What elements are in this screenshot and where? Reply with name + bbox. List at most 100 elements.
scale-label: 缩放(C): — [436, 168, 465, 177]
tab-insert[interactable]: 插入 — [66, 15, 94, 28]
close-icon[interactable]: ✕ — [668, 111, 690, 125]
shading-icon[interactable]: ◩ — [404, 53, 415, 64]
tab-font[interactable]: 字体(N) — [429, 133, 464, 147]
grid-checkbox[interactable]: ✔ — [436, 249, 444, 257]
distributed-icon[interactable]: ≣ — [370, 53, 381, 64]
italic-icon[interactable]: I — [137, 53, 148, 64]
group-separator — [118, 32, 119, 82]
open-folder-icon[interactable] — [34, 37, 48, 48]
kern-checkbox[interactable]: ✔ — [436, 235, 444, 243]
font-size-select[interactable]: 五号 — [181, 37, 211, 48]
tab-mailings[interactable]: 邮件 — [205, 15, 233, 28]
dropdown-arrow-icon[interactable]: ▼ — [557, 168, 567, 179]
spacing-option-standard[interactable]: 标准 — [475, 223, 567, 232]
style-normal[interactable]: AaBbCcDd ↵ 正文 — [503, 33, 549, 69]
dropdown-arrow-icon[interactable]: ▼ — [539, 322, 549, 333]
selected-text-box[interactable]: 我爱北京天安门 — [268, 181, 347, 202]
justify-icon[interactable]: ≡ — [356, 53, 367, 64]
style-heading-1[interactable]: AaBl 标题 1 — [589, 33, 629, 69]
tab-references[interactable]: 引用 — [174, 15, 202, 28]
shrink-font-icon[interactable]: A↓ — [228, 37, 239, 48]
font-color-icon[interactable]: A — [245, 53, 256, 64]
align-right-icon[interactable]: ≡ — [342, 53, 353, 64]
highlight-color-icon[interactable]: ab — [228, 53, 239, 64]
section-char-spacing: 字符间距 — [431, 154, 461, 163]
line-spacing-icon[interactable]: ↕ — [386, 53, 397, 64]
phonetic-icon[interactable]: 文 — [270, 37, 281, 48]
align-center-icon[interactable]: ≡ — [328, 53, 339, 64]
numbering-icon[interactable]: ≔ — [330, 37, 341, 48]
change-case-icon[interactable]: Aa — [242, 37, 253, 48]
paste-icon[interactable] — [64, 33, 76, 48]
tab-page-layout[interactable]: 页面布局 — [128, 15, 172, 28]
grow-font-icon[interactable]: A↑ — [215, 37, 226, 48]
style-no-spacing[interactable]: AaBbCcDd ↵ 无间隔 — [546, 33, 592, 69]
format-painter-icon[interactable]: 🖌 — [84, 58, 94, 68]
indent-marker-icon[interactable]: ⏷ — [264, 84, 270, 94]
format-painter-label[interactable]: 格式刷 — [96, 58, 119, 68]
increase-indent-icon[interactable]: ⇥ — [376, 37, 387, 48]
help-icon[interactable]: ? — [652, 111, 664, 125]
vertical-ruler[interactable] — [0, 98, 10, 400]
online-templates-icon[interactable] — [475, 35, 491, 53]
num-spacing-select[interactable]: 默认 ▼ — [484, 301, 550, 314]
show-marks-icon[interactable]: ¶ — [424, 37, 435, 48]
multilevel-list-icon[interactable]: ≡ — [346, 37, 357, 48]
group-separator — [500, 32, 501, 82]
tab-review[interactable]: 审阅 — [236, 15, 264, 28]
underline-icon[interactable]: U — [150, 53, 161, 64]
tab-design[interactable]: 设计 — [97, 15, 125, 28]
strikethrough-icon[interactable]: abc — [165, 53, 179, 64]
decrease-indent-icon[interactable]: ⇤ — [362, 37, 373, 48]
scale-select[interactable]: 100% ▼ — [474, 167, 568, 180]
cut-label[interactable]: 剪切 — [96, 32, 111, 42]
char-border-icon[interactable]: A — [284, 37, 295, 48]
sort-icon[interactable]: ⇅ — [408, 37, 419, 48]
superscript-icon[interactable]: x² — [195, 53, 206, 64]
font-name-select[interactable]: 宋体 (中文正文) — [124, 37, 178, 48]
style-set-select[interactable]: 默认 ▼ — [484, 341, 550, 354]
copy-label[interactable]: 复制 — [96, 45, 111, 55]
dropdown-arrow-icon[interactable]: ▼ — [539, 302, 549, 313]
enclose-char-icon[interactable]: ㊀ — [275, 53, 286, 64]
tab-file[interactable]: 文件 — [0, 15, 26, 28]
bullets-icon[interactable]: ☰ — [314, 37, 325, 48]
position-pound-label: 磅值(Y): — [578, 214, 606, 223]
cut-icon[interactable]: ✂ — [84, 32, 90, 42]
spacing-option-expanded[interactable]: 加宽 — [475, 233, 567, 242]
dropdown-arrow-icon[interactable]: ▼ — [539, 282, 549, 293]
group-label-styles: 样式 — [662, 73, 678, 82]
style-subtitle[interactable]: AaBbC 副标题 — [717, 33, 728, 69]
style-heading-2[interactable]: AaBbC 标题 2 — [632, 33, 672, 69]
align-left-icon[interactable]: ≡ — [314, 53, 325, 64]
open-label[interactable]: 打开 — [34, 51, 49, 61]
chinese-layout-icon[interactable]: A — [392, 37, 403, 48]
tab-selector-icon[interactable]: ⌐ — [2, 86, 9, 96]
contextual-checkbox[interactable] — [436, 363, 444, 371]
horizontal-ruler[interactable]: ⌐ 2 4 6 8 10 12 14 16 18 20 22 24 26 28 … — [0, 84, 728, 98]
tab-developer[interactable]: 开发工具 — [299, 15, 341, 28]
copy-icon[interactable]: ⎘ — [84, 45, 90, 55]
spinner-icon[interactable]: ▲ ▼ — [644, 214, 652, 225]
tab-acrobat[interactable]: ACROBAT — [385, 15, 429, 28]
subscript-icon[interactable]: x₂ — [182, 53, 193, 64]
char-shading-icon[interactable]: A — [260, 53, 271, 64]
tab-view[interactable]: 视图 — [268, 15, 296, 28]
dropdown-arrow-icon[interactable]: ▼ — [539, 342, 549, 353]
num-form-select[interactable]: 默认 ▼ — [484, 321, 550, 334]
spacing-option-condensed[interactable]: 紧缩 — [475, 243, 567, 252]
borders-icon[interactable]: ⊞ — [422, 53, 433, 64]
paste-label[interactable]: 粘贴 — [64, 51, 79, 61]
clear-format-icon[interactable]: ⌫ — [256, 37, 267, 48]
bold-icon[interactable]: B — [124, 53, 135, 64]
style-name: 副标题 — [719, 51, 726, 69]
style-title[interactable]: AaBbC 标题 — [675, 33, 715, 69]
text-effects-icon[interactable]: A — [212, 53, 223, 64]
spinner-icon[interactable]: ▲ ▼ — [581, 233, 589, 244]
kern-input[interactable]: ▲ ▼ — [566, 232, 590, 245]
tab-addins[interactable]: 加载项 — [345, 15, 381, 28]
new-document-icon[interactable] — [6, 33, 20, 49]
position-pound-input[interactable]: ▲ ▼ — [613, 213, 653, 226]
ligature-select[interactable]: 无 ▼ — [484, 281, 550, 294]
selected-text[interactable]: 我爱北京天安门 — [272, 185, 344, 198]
:::::
Transcribe verbatim the stretch from the beginning of the records through the line containing "kern-checkbox[interactable]: ✔ —", including that line.

● Reply to the exercise:
What elements are in this screenshot and where? Reply with name + bbox. List at most 100 elements.
scale-label: 缩放(C): — [436, 168, 465, 177]
tab-insert[interactable]: 插入 — [66, 15, 94, 28]
close-icon[interactable]: ✕ — [668, 111, 690, 125]
shading-icon[interactable]: ◩ — [404, 53, 415, 64]
tab-font[interactable]: 字体(N) — [429, 133, 464, 147]
grid-checkbox[interactable]: ✔ — [436, 249, 444, 257]
distributed-icon[interactable]: ≣ — [370, 53, 381, 64]
italic-icon[interactable]: I — [137, 53, 148, 64]
group-separator — [118, 32, 119, 82]
open-folder-icon[interactable] — [34, 37, 48, 48]
kern-checkbox[interactable]: ✔ — [436, 235, 444, 243]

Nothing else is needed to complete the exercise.